§ **GIVEN EXERCISE**
Rewrite the data below, swapping "desktop-icon" for "monitor-icon" wherever it occurs and leaving everything else unchanged.

--- START LISTED ENTRIES ---

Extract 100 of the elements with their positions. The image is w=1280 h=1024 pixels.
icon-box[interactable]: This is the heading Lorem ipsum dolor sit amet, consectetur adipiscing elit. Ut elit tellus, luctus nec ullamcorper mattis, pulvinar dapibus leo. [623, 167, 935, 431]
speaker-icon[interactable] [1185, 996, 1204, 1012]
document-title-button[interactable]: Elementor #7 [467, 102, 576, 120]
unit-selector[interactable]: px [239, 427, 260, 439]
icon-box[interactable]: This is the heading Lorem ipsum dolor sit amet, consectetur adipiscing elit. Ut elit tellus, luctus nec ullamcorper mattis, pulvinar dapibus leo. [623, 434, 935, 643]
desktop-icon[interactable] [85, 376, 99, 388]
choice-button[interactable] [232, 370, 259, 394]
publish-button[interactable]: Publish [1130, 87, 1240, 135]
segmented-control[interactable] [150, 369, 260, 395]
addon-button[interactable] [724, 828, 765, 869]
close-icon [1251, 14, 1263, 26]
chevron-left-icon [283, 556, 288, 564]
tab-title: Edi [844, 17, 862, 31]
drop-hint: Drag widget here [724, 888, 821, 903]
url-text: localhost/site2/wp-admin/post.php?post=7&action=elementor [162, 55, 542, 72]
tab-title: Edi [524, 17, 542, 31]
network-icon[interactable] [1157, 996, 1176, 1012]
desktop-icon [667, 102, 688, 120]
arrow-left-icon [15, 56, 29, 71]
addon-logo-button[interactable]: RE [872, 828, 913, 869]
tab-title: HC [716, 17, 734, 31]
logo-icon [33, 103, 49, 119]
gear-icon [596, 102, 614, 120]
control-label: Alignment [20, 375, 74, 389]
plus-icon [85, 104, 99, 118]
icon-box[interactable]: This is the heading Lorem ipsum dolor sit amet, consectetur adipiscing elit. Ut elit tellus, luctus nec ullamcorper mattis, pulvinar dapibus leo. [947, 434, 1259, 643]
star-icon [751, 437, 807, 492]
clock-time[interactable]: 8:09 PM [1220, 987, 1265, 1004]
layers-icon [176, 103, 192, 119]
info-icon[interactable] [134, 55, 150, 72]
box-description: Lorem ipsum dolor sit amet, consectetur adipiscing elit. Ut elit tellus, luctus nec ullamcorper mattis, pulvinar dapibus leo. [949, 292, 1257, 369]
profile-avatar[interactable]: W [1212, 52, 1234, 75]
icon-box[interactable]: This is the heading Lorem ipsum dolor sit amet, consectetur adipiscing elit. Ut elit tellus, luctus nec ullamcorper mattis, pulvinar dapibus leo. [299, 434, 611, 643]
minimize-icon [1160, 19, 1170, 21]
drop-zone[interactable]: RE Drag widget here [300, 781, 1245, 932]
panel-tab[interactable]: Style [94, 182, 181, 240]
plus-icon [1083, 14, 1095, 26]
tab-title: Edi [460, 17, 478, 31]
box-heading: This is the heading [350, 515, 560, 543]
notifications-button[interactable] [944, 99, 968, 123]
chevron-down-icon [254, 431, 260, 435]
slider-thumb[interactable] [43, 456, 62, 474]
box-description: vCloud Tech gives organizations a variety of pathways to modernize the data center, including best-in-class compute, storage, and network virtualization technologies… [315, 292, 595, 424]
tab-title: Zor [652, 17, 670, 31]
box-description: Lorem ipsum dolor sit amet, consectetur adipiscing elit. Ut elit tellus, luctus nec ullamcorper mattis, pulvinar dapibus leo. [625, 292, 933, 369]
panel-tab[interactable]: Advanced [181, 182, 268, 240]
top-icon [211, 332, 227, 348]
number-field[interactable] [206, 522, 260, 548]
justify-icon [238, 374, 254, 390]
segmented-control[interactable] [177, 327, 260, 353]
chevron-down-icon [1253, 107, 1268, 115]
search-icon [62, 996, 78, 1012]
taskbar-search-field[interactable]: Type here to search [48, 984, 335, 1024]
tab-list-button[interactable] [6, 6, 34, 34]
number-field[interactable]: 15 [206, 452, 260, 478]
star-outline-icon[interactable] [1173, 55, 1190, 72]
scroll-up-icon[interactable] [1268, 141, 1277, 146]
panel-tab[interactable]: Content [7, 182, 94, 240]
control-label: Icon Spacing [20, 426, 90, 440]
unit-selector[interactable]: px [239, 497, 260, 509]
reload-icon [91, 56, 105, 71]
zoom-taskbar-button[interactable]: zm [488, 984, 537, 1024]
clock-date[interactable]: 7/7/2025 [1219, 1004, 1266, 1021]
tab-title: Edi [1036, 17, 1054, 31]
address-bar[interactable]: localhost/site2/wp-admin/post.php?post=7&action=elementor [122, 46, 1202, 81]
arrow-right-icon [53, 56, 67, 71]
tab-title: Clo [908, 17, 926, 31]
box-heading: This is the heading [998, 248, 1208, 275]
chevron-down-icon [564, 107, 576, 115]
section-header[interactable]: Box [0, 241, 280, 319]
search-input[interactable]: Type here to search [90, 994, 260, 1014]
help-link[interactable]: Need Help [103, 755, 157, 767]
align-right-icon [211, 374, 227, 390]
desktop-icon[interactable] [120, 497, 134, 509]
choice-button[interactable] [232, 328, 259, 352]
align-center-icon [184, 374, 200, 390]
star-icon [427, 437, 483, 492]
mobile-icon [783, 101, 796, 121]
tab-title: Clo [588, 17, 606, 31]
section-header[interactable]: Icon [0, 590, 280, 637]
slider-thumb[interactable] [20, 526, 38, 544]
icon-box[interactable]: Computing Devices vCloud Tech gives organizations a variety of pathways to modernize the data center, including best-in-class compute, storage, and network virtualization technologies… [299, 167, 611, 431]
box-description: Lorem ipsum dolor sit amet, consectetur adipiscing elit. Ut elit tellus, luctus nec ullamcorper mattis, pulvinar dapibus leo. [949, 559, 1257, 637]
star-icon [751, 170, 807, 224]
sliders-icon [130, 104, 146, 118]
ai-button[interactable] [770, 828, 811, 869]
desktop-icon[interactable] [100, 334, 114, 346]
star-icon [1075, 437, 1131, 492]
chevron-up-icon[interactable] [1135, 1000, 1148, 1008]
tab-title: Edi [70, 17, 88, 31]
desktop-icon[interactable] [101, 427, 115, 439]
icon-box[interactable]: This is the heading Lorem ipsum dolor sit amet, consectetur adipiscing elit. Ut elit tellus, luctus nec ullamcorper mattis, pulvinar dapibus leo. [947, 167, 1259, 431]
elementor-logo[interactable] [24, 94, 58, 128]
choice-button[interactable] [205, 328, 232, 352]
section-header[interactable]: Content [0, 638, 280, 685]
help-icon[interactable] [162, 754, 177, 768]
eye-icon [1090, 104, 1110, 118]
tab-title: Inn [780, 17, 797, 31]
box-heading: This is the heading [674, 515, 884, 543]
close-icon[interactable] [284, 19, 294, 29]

--- END LISTED ENTRIES ---

§ **THE SOLUTION**
Extract 100 of the elements with their positions. The image is w=1280 h=1024 pixels.
icon-box[interactable]: This is the heading Lorem ipsum dolor sit amet, consectetur adipiscing elit. Ut elit tellus, luctus nec ullamcorper mattis, pulvinar dapibus leo. [623, 167, 935, 431]
speaker-icon[interactable] [1185, 996, 1204, 1012]
document-title-button[interactable]: Elementor #7 [467, 102, 576, 120]
unit-selector[interactable]: px [239, 427, 260, 439]
icon-box[interactable]: This is the heading Lorem ipsum dolor sit amet, consectetur adipiscing elit. Ut elit tellus, luctus nec ullamcorper mattis, pulvinar dapibus leo. [623, 434, 935, 643]
monitor-icon[interactable] [85, 376, 99, 388]
choice-button[interactable] [232, 370, 259, 394]
publish-button[interactable]: Publish [1130, 87, 1240, 135]
segmented-control[interactable] [150, 369, 260, 395]
addon-button[interactable] [724, 828, 765, 869]
close-icon [1251, 14, 1263, 26]
chevron-left-icon [283, 556, 288, 564]
tab-title: Edi [844, 17, 862, 31]
drop-hint: Drag widget here [724, 888, 821, 903]
url-text: localhost/site2/wp-admin/post.php?post=7&action=elementor [162, 55, 542, 72]
tab-title: Edi [524, 17, 542, 31]
network-icon[interactable] [1157, 996, 1176, 1012]
monitor-icon [667, 102, 688, 120]
arrow-left-icon [15, 56, 29, 71]
addon-logo-button[interactable]: RE [872, 828, 913, 869]
tab-title: HC [716, 17, 734, 31]
logo-icon [33, 103, 49, 119]
gear-icon [596, 102, 614, 120]
control-label: Alignment [20, 375, 74, 389]
plus-icon [85, 104, 99, 118]
icon-box[interactable]: This is the heading Lorem ipsum dolor sit amet, consectetur adipiscing elit. Ut elit tellus, luctus nec ullamcorper mattis, pulvinar dapibus leo. [947, 434, 1259, 643]
star-icon [751, 437, 807, 492]
clock-time[interactable]: 8:09 PM [1220, 987, 1265, 1004]
layers-icon [176, 103, 192, 119]
info-icon[interactable] [134, 55, 150, 72]
box-description: Lorem ipsum dolor sit amet, consectetur adipiscing elit. Ut elit tellus, luctus nec ullamcorper mattis, pulvinar dapibus leo. [949, 292, 1257, 369]
profile-avatar[interactable]: W [1212, 52, 1234, 75]
icon-box[interactable]: This is the heading Lorem ipsum dolor sit amet, consectetur adipiscing elit. Ut elit tellus, luctus nec ullamcorper mattis, pulvinar dapibus leo. [299, 434, 611, 643]
minimize-icon [1160, 19, 1170, 21]
drop-zone[interactable]: RE Drag widget here [300, 781, 1245, 932]
panel-tab[interactable]: Style [94, 182, 181, 240]
plus-icon [1083, 14, 1095, 26]
tab-title: Edi [460, 17, 478, 31]
box-heading: This is the heading [350, 515, 560, 543]
notifications-button[interactable] [944, 99, 968, 123]
chevron-down-icon [254, 431, 260, 435]
slider-thumb[interactable] [43, 456, 62, 474]
box-description: vCloud Tech gives organizations a variety of pathways to modernize the data center, including best-in-class compute, storage, and network virtualization technologies… [315, 292, 595, 424]
tab-title: Zor [652, 17, 670, 31]
box-description: Lorem ipsum dolor sit amet, consectetur adipiscing elit. Ut elit tellus, luctus nec ullamcorper mattis, pulvinar dapibus leo. [625, 292, 933, 369]
panel-tab[interactable]: Advanced [181, 182, 268, 240]
top-icon [211, 332, 227, 348]
number-field[interactable] [206, 522, 260, 548]
justify-icon [238, 374, 254, 390]
segmented-control[interactable] [177, 327, 260, 353]
chevron-down-icon [1253, 107, 1268, 115]
search-icon [62, 996, 78, 1012]
taskbar-search-field[interactable]: Type here to search [48, 984, 335, 1024]
tab-list-button[interactable] [6, 6, 34, 34]
number-field[interactable]: 15 [206, 452, 260, 478]
star-outline-icon[interactable] [1173, 55, 1190, 72]
scroll-up-icon[interactable] [1268, 141, 1277, 146]
panel-tab[interactable]: Content [7, 182, 94, 240]
control-label: Icon Spacing [20, 426, 90, 440]
unit-selector[interactable]: px [239, 497, 260, 509]
reload-icon [91, 56, 105, 71]
zoom-taskbar-button[interactable]: zm [488, 984, 537, 1024]
clock-date[interactable]: 7/7/2025 [1219, 1004, 1266, 1021]
tab-title: Edi [1036, 17, 1054, 31]
address-bar[interactable]: localhost/site2/wp-admin/post.php?post=7&action=elementor [122, 46, 1202, 81]
arrow-right-icon [53, 56, 67, 71]
tab-title: Clo [908, 17, 926, 31]
box-heading: This is the heading [998, 248, 1208, 275]
chevron-down-icon [564, 107, 576, 115]
section-header[interactable]: Box [0, 241, 280, 319]
search-input[interactable]: Type here to search [90, 994, 260, 1014]
help-link[interactable]: Need Help [103, 755, 157, 767]
align-right-icon [211, 374, 227, 390]
monitor-icon[interactable] [120, 497, 134, 509]
choice-button[interactable] [232, 328, 259, 352]
align-center-icon [184, 374, 200, 390]
star-icon [427, 437, 483, 492]
mobile-icon [783, 101, 796, 121]
tab-title: Clo [588, 17, 606, 31]
section-header[interactable]: Icon [0, 590, 280, 637]
slider-thumb[interactable] [20, 526, 38, 544]
icon-box[interactable]: Computing Devices vCloud Tech gives organizations a variety of pathways to modernize the data center, including best-in-class compute, storage, and network virtualization technologies… [299, 167, 611, 431]
box-description: Lorem ipsum dolor sit amet, consectetur adipiscing elit. Ut elit tellus, luctus nec ullamcorper mattis, pulvinar dapibus leo. [949, 559, 1257, 637]
star-icon [751, 170, 807, 224]
sliders-icon [130, 104, 146, 118]
ai-button[interactable] [770, 828, 811, 869]
monitor-icon[interactable] [100, 334, 114, 346]
star-icon [1075, 437, 1131, 492]
chevron-up-icon[interactable] [1135, 1000, 1148, 1008]
tab-title: Edi [70, 17, 88, 31]
monitor-icon[interactable] [101, 427, 115, 439]
icon-box[interactable]: This is the heading Lorem ipsum dolor sit amet, consectetur adipiscing elit. Ut elit tellus, luctus nec ullamcorper mattis, pulvinar dapibus leo. [947, 167, 1259, 431]
elementor-logo[interactable] [24, 94, 58, 128]
choice-button[interactable] [205, 328, 232, 352]
section-header[interactable]: Content [0, 638, 280, 685]
help-icon[interactable] [162, 754, 177, 768]
eye-icon [1090, 104, 1110, 118]
tab-title: Inn [780, 17, 797, 31]
box-heading: This is the heading [674, 515, 884, 543]
close-icon[interactable] [284, 19, 294, 29]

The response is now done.